Challenge: Present the following entries again, word for word and in full.

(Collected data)
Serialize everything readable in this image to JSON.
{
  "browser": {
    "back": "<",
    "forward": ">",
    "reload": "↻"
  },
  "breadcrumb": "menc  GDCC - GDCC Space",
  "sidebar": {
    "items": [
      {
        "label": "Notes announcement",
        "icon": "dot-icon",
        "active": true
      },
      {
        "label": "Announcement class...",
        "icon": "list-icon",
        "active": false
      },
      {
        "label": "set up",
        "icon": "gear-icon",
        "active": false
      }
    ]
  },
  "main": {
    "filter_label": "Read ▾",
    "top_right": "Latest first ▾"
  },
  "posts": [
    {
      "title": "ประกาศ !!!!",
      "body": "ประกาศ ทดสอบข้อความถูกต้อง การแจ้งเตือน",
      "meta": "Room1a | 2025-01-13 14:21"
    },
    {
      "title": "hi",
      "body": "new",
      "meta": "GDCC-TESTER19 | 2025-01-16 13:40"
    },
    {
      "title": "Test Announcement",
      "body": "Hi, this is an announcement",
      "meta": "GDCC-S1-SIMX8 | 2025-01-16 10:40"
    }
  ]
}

Worked answer:
Serialize everything readable in this image to JSON.
{
  "browser": {
    "back": "<",
    "forward": ">",
    "reload": "↻"
  },
  "breadcrumb": "menc  GDCC - GDCC Space",
  "sidebar": {
    "items": [
      {
        "label": "Notes announcement",
        "icon": "dot-icon",
        "active": true
      },
      {
        "label": "Announcement class...",
        "icon": "list-icon",
        "active": false
      },
      {
        "label": "set up",
        "icon": "gear-icon",
        "active": false
      }
    ]
  },
  "main": {
    "filter_label": "Read ▾",
    "top_right": "Latest first ▾"
  },
  "posts": [
    {
      "title": "ประกาศ !!!!",
      "body": "ประกาศ ทดสอบข้อความถูกต้อง การแจ้งเตือน",
      "meta": "Room1a | 2025-01-13 14:21"
    },
    {
      "title": "hi",
      "body": "new",
      "meta": "GDCC-TESTER19 | 2025-01-16 13:40"
    },
    {
      "title": "Test Announcement",
      "body": "Hi, this is an announcement",
      "meta": "GDCC-S1-SIMX8 | 2025-01-16 10:40"
    }
  ]
}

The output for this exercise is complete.